[Start of SOURCE DATA]
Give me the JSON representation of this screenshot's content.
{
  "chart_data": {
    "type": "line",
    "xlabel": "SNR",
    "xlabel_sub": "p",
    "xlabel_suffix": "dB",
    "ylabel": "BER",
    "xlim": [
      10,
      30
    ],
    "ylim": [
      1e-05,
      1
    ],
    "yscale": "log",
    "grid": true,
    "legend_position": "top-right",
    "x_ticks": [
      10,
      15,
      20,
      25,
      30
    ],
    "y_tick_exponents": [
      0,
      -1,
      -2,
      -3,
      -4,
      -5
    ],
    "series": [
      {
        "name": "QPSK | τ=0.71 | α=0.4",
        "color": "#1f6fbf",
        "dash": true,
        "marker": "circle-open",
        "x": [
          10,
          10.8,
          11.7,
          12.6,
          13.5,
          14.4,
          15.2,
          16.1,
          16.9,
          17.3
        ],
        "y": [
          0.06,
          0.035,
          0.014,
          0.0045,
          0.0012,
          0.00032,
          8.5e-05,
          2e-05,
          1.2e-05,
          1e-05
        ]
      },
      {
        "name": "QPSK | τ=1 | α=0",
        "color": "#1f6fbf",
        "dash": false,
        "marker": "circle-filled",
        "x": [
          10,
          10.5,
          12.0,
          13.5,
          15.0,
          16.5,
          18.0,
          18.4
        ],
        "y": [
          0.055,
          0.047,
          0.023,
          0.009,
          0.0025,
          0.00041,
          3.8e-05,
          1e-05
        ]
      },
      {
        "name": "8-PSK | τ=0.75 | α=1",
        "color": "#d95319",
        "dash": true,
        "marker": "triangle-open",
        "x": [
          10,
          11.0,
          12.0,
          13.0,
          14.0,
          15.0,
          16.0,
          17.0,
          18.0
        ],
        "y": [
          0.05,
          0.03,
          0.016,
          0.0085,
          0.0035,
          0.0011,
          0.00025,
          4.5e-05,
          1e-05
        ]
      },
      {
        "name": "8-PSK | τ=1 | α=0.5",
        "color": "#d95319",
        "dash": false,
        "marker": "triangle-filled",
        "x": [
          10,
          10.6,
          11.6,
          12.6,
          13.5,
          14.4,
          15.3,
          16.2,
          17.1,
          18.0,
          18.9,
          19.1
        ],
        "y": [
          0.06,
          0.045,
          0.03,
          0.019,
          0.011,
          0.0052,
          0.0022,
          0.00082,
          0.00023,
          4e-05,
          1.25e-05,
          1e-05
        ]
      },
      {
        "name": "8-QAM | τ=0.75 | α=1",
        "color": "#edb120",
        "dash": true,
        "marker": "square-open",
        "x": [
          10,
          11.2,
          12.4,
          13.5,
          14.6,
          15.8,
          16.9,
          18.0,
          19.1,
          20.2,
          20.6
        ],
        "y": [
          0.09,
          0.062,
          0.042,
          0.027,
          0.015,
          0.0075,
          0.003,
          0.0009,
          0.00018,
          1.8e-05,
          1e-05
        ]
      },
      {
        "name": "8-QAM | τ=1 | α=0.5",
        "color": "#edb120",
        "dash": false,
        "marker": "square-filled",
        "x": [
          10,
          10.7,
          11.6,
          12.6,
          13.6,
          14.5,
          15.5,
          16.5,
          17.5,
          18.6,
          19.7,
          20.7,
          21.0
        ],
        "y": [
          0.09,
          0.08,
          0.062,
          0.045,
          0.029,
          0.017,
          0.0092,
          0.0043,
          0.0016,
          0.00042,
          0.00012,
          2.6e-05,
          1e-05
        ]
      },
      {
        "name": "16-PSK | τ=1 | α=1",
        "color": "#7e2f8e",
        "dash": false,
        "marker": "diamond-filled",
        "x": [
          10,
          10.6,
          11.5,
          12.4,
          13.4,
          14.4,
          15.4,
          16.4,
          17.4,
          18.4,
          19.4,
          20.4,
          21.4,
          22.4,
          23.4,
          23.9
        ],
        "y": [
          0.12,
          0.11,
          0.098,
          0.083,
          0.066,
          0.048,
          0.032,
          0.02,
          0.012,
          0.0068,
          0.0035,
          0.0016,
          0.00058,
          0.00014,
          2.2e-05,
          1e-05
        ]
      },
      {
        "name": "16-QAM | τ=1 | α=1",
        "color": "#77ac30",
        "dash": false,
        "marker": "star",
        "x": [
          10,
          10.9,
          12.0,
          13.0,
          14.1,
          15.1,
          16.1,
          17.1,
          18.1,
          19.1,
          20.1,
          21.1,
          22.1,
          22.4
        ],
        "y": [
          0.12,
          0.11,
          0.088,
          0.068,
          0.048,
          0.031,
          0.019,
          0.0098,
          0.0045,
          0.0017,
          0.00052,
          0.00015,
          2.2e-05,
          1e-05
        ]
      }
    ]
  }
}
[End of SOURCE DATA]
*SET EXERCISE:* Some lines of the data may hold the word "circle". Say how many do, with nothing else.

*WRITTEN ANSWER:* 2